Excerpted passage: Begin

Tune into Part #2 of “2010 | Impending Bio IPO Pandemonium” to find out who is able to get the ABCgen shares and why. The steps you can take today to position yourself to participate in the IPO acution process tomorrow, and most importantly why this Burrill/Hambrecht offering is going to set the 2010 Bio IPO market on fire.

Waltham, MA-based Synageva Biopharma (formerly AviGenics) is focused on novel, next-generation and follow-on protein therapeutics that leverage their Synageva Expression Platform (SEP™). SEP™ is an integrated platform of proprietary vectors and protein production, processing and purification systems that may be superior to current expression methods with respect to productivity in addition to offering potential advantages with regards to cost, scalability and consistency of end product – with vectors expressing protein at ~10 g/L in a fully compliant cGMP process. A spectrum of proteins have been expressed through SEP™ including monoclonal antibodies, fusion proteins and cytokines.

Synageva’s most advanced assets are next-generation and follow-on cytokines:

SBC-014 (Phase II; being developed via biosimilar pathway in EU) is an O-glycosylated granulocyte colony-stimulating factor (G-CSF). The purpose of the study is to assess the dose response, efficacy, and safety of three different dose levels of SBC-014 G-CSF versus Amgen’s (NASDAQ: AMGN) Neupogen® (Filgrastim) in breast cancer patients at high risk for chemotherapy-induced severe neutropenia.

SBC-091 (Preclinical) is a PEG-cytokine that has demonstrated significantly enhanced efficacy in animal studies versus currently available therapies.

The Company also has pre-clinical novel protein assets (SBC-102) and novel or next-generation mAbs (SBC-201) potentially targeting several oncologic indications including lymphomas and certain forms of leukemia and (SBC-202) planned to target certain forms of breast cancer and potentially other gynecologic cancers.

Excerpted passage: End
Given information: Begin

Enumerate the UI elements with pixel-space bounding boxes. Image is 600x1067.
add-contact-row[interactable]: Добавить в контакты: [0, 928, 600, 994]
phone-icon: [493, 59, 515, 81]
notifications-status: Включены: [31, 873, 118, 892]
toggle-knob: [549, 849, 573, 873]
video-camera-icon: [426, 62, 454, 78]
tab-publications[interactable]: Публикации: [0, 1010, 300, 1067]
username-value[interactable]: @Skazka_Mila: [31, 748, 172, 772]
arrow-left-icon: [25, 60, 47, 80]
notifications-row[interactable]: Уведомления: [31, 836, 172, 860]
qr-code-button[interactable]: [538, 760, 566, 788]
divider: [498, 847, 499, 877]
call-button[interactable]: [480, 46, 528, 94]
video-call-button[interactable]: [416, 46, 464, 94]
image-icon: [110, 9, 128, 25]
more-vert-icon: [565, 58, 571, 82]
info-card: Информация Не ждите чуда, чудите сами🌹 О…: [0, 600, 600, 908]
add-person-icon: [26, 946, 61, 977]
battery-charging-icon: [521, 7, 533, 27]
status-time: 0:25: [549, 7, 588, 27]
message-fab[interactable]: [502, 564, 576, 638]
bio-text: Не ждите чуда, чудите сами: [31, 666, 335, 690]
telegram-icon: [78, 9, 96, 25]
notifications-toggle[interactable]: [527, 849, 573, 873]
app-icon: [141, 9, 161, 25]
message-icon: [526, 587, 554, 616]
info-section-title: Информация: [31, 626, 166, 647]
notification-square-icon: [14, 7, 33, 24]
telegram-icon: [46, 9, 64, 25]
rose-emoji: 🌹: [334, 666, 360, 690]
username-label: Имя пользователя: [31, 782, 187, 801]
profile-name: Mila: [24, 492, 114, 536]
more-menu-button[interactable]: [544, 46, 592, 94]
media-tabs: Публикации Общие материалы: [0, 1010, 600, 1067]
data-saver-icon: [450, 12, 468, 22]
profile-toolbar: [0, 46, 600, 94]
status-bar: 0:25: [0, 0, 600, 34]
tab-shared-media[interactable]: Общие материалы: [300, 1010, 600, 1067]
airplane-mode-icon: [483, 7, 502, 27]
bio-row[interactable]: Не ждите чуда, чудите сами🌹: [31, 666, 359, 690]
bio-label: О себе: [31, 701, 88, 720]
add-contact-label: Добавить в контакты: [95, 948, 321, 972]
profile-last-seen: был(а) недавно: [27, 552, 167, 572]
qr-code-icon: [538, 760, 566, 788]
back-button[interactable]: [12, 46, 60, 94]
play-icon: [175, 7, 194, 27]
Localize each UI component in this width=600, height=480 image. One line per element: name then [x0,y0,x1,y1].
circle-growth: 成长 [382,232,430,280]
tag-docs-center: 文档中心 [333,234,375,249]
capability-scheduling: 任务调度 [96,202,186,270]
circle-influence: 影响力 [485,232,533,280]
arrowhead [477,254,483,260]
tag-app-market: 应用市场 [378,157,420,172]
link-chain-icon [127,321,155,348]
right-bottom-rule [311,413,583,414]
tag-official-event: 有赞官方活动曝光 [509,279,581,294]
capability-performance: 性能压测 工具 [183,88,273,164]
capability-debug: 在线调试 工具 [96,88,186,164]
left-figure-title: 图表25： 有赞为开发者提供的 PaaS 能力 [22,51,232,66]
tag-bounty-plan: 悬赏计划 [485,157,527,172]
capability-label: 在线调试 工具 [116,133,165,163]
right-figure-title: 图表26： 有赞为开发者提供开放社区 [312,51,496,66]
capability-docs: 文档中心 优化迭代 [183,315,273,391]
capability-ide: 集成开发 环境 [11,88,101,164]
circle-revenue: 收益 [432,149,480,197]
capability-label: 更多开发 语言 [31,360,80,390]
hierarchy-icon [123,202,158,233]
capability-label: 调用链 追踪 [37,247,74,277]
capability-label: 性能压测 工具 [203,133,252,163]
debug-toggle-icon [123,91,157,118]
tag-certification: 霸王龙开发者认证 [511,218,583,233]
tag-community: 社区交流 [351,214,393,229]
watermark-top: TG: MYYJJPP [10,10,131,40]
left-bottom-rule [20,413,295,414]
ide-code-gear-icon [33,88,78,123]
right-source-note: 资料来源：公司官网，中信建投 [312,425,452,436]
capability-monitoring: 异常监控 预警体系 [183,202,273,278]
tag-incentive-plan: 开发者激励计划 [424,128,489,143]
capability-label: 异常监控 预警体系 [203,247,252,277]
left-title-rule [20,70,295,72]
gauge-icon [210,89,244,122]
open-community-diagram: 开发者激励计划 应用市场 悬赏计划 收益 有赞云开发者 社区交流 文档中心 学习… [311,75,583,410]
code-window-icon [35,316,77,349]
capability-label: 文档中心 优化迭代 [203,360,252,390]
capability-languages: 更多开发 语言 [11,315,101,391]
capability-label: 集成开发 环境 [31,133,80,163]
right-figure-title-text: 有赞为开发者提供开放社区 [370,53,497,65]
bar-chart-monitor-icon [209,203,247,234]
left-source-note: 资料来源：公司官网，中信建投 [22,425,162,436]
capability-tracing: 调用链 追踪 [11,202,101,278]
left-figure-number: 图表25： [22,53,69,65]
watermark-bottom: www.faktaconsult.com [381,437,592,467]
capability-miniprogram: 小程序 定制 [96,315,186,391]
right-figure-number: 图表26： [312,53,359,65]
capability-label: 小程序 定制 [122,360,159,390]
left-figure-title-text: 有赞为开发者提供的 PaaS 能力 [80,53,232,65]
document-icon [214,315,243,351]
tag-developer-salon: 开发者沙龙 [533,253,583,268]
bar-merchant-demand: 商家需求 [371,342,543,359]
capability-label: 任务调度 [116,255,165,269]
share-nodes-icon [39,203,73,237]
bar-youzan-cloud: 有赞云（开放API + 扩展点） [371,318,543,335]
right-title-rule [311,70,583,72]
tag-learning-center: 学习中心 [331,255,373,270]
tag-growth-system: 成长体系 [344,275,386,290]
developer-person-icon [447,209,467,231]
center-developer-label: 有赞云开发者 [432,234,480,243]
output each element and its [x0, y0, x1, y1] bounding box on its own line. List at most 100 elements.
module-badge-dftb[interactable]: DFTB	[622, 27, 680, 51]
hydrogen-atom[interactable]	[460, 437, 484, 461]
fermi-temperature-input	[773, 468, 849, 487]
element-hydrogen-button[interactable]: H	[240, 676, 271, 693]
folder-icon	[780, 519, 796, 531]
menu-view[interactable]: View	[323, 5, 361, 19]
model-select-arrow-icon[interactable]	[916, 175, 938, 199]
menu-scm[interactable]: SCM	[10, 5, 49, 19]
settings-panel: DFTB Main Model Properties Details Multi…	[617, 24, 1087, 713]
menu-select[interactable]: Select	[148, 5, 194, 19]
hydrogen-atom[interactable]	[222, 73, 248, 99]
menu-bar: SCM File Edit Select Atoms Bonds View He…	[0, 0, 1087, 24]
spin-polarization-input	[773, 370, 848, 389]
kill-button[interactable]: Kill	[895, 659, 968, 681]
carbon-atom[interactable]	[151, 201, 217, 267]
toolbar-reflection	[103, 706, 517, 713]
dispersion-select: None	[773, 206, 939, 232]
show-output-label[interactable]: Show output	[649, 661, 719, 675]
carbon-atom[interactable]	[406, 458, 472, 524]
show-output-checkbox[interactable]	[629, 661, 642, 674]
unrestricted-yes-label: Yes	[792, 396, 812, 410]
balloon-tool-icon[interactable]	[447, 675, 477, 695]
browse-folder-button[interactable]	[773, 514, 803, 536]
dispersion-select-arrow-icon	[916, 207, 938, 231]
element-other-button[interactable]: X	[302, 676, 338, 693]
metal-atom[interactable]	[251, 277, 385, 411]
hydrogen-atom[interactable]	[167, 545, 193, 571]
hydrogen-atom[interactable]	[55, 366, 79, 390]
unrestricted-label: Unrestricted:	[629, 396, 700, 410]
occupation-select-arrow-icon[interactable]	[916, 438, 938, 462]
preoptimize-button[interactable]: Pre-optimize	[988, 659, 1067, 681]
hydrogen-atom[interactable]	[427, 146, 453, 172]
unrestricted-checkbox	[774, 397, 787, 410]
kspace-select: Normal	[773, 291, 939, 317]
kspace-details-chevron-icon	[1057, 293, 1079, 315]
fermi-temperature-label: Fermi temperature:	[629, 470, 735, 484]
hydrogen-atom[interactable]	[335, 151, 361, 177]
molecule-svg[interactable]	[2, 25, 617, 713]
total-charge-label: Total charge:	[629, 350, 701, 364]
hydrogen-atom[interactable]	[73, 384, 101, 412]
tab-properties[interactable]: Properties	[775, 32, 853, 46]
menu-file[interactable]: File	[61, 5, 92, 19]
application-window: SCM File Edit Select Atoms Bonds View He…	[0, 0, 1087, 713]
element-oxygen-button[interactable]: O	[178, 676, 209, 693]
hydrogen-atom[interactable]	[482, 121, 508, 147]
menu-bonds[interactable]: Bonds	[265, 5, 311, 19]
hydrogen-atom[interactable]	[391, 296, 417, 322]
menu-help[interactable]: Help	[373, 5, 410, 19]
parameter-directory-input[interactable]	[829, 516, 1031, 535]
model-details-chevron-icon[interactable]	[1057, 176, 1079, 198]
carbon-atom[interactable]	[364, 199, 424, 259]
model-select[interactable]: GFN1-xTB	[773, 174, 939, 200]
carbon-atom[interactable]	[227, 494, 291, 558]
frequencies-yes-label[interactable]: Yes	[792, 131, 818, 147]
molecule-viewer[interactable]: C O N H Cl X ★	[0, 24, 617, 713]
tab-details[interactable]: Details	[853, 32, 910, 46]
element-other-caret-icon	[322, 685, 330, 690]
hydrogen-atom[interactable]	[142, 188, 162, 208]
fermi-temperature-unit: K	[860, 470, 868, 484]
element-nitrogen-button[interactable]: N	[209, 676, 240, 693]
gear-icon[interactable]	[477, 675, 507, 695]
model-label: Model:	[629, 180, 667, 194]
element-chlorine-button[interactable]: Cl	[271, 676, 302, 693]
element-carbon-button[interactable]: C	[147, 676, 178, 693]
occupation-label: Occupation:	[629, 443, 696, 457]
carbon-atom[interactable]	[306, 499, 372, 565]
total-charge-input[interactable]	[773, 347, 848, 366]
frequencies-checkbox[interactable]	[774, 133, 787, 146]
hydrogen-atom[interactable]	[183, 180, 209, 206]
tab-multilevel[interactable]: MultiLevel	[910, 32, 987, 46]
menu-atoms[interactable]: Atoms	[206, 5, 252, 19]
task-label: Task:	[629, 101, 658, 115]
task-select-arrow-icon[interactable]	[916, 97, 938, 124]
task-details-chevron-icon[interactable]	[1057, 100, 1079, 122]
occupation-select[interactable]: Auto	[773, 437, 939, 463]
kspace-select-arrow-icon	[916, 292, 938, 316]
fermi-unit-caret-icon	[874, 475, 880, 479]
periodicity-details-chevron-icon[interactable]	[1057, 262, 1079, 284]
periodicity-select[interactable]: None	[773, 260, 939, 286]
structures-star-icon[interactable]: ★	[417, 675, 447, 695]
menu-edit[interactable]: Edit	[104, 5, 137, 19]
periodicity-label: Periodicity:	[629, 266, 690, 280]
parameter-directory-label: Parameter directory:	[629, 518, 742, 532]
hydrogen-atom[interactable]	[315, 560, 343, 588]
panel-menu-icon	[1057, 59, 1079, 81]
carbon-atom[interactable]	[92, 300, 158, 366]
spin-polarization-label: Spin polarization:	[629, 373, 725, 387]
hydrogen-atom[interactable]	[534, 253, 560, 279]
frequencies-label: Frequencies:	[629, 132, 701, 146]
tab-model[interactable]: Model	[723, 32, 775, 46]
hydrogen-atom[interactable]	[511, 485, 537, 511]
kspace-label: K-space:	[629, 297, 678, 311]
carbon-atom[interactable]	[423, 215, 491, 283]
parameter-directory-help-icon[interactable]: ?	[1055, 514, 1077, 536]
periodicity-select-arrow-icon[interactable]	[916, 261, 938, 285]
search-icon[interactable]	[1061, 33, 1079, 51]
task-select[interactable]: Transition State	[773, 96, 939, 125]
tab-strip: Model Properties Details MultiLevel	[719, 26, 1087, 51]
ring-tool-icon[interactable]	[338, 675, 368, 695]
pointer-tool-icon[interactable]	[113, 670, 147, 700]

Given information: End

Task 1: According to the Synageva passage, at what level do the vectors of the Synageva Expression Platform express protein?
Task 2: Using the Synageva passage, explain what the Phase II study of SBC-014 is intended to assess.
Task 3: List every product candidate code that the Synageva passage mentions, with a brief description of each.

Task output 1: They express protein at about 10 g/L in a fully compliant cGMP process.

Task output 2: The study is intended to assess the dose response, efficacy, and safety of three different dose levels of SBC-014 G-CSF against Amgen's Neupogen® (Filgrastim). It is carried out in breast cancer patients at high risk for chemotherapy-induced severe neutropenia.

Task output 3:
- SBC-014: an O-glycosylated G-CSF in Phase II, being developed via the biosimilar pathway in the EU
- SBC-091: a preclinical PEG-cytokine
- SBC-102: a preclinical novel protein asset
- SBC-201: a preclinical novel or next-generation mAb potentially targeting oncologic indications, including lymphomas and certain forms of leukemia
- SBC-202: a preclinical mAb planned to target certain forms of breast cancer and potentially other gynecologic cancers